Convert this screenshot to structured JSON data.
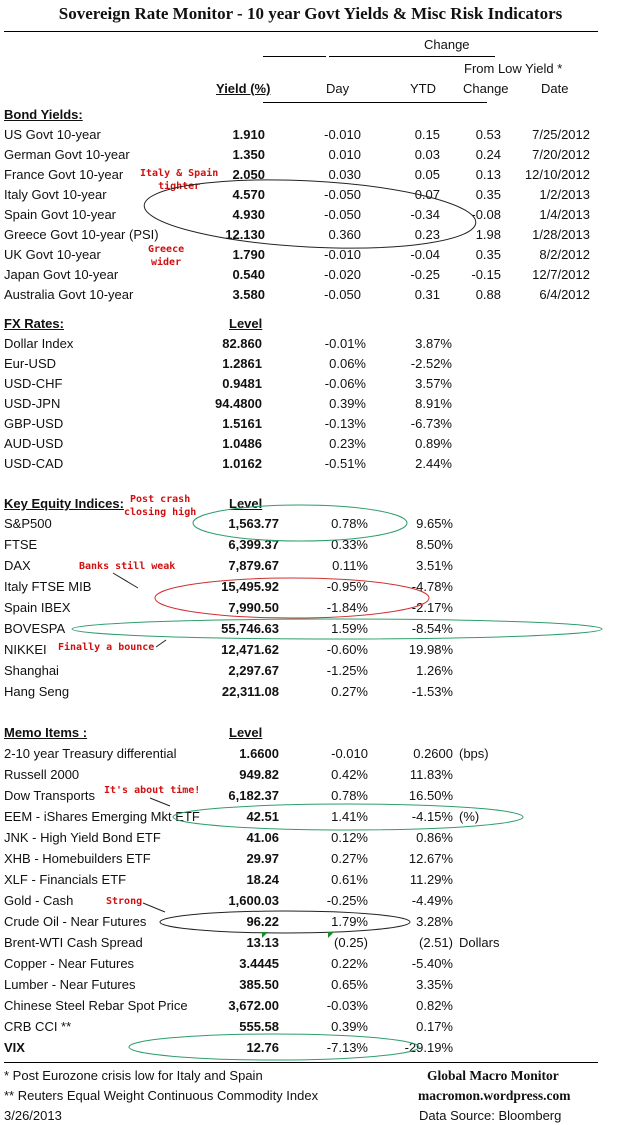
{
  "title": "Sovereign Rate Monitor - 10 year Govt Yields & Misc Risk Indicators",
  "headers": {
    "change": "Change",
    "from_low_yield": "From Low Yield  *",
    "yield": "Yield (%)",
    "day": "Day",
    "ytd": "YTD",
    "low_change": "Change",
    "low_date": "Date",
    "level": "Level"
  },
  "bonds": {
    "heading": "Bond Yields:",
    "rows": [
      {
        "name": "US Govt 10-year",
        "yield": "1.910",
        "day": "-0.010",
        "ytd": "0.15",
        "low_change": "0.53",
        "low_date": "7/25/2012"
      },
      {
        "name": "German Govt 10-year",
        "yield": "1.350",
        "day": "0.010",
        "ytd": "0.03",
        "low_change": "0.24",
        "low_date": "7/20/2012"
      },
      {
        "name": "France Govt 10-year",
        "yield": "2.050",
        "day": "0.030",
        "ytd": "0.05",
        "low_change": "0.13",
        "low_date": "12/10/2012"
      },
      {
        "name": "Italy Govt 10-year",
        "yield": "4.570",
        "day": "-0.050",
        "ytd": "0.07",
        "low_change": "0.35",
        "low_date": "1/2/2013"
      },
      {
        "name": "Spain Govt 10-year",
        "yield": "4.930",
        "day": "-0.050",
        "ytd": "-0.34",
        "low_change": "-0.08",
        "low_date": "1/4/2013"
      },
      {
        "name": "Greece Govt 10-year (PSI)",
        "yield": "12.130",
        "day": "0.360",
        "ytd": "0.23",
        "low_change": "1.98",
        "low_date": "1/28/2013"
      },
      {
        "name": "UK Govt 10-year",
        "yield": "1.790",
        "day": "-0.010",
        "ytd": "-0.04",
        "low_change": "0.35",
        "low_date": "8/2/2012"
      },
      {
        "name": "Japan Govt 10-year",
        "yield": "0.540",
        "day": "-0.020",
        "ytd": "-0.25",
        "low_change": "-0.15",
        "low_date": "12/7/2012"
      },
      {
        "name": "Australia Govt 10-year",
        "yield": "3.580",
        "day": "-0.050",
        "ytd": "0.31",
        "low_change": "0.88",
        "low_date": "6/4/2012"
      }
    ]
  },
  "fx": {
    "heading": "FX Rates:",
    "rows": [
      {
        "name": "Dollar Index",
        "level": "82.860",
        "day": "-0.01%",
        "ytd": "3.87%"
      },
      {
        "name": "Eur-USD",
        "level": "1.2861",
        "day": "0.06%",
        "ytd": "-2.52%"
      },
      {
        "name": "USD-CHF",
        "level": "0.9481",
        "day": "-0.06%",
        "ytd": "3.57%"
      },
      {
        "name": "USD-JPN",
        "level": "94.4800",
        "day": "0.39%",
        "ytd": "8.91%"
      },
      {
        "name": "GBP-USD",
        "level": "1.5161",
        "day": "-0.13%",
        "ytd": "-6.73%"
      },
      {
        "name": "AUD-USD",
        "level": "1.0486",
        "day": "0.23%",
        "ytd": "0.89%"
      },
      {
        "name": "USD-CAD",
        "level": "1.0162",
        "day": "-0.51%",
        "ytd": "2.44%"
      }
    ]
  },
  "equities": {
    "heading": "Key Equity Indices:",
    "rows": [
      {
        "name": "S&P500",
        "level": "1,563.77",
        "day": "0.78%",
        "ytd": "9.65%"
      },
      {
        "name": "FTSE",
        "level": "6,399.37",
        "day": "0.33%",
        "ytd": "8.50%"
      },
      {
        "name": "DAX",
        "level": "7,879.67",
        "day": "0.11%",
        "ytd": "3.51%"
      },
      {
        "name": "Italy FTSE MIB",
        "level": "15,495.92",
        "day": "-0.95%",
        "ytd": "-4.78%"
      },
      {
        "name": "Spain IBEX",
        "level": "7,990.50",
        "day": "-1.84%",
        "ytd": "-2.17%"
      },
      {
        "name": "BOVESPA",
        "level": "55,746.63",
        "day": "1.59%",
        "ytd": "-8.54%"
      },
      {
        "name": "NIKKEI",
        "level": "12,471.62",
        "day": "-0.60%",
        "ytd": "19.98%"
      },
      {
        "name": "Shanghai",
        "level": "2,297.67",
        "day": "-1.25%",
        "ytd": "1.26%"
      },
      {
        "name": "Hang Seng",
        "level": "22,311.08",
        "day": "0.27%",
        "ytd": "-1.53%"
      }
    ]
  },
  "memo": {
    "heading": "Memo Items :",
    "rows": [
      {
        "name": "2-10 year Treasury differential",
        "level": "1.6600",
        "day": "-0.010",
        "ytd": "0.2600",
        "unit": "(bps)"
      },
      {
        "name": "Russell 2000",
        "level": "949.82",
        "day": "0.42%",
        "ytd": "11.83%",
        "unit": ""
      },
      {
        "name": "Dow Transports",
        "level": "6,182.37",
        "day": "0.78%",
        "ytd": "16.50%",
        "unit": ""
      },
      {
        "name": "EEM - iShares Emerging Mkt ETF",
        "level": "42.51",
        "day": "1.41%",
        "ytd": "-4.15%",
        "unit": "(%)"
      },
      {
        "name": "JNK - High Yield Bond ETF",
        "level": "41.06",
        "day": "0.12%",
        "ytd": "0.86%",
        "unit": ""
      },
      {
        "name": "XHB - Homebuilders ETF",
        "level": "29.97",
        "day": "0.27%",
        "ytd": "12.67%",
        "unit": ""
      },
      {
        "name": "XLF - Financials ETF",
        "level": "18.24",
        "day": "0.61%",
        "ytd": "11.29%",
        "unit": ""
      },
      {
        "name": "Gold - Cash",
        "level": "1,600.03",
        "day": "-0.25%",
        "ytd": "-4.49%",
        "unit": ""
      },
      {
        "name": "Crude Oil - Near Futures",
        "level": "96.22",
        "day": "1.79%",
        "ytd": "3.28%",
        "unit": ""
      },
      {
        "name": "Brent-WTI Cash Spread",
        "level": "13.13",
        "day": "(0.25)",
        "ytd": "(2.51)",
        "unit": "Dollars"
      },
      {
        "name": "Copper - Near Futures",
        "level": "3.4445",
        "day": "0.22%",
        "ytd": "-5.40%",
        "unit": ""
      },
      {
        "name": "Lumber - Near Futures",
        "level": "385.50",
        "day": "0.65%",
        "ytd": "3.35%",
        "unit": ""
      },
      {
        "name": "Chinese Steel Rebar Spot Price",
        "level": "3,672.00",
        "day": "-0.03%",
        "ytd": "0.82%",
        "unit": ""
      },
      {
        "name": "CRB CCI **",
        "level": "555.58",
        "day": "0.39%",
        "ytd": "0.17%",
        "unit": ""
      },
      {
        "name": "VIX",
        "level": "12.76",
        "day": "-7.13%",
        "ytd": "-29.19%",
        "unit": ""
      }
    ]
  },
  "annotations": {
    "italy_spain": "Italy & Spain\ntighter",
    "greece": "Greece\nwider",
    "post_crash": "Post crash\nclosing high",
    "banks": "Banks still weak",
    "bounce": "Finally a bounce",
    "about_time": "It's about time!",
    "strong": "Strong"
  },
  "footer": {
    "note1": "*  Post Eurozone crisis low for Italy and Spain",
    "note2": "** Reuters Equal Weight Continuous Commodity Index",
    "date": "3/26/2013",
    "brand": "Global Macro Monitor",
    "site": "macromon.wordpress.com",
    "source": "Data Source:  Bloomberg"
  },
  "colors": {
    "annotation_text": "#d01010",
    "ellipse_green": "#2e9e6a",
    "ellipse_red": "#d03030",
    "ellipse_black": "#222222"
  }
}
-=-=-
Job
From the listing above, collect every line that mentions the word "year".

Reply to the task
  "title": "Sovereign Rate Monitor - 10 year Govt Yields & Misc Risk Indicators",
        "name": "US Govt 10-year",
        "name": "German Govt 10-year",
        "name": "France Govt 10-year",
        "name": "Italy Govt 10-year",
        "name": "Spain Govt 10-year",
        "name": "Greece Govt 10-year (PSI)",
        "name": "UK Govt 10-year",
        "name": "Japan Govt 10-year",
        "name": "Australia Govt 10-year",
        "name": "2-10 year Treasury differential",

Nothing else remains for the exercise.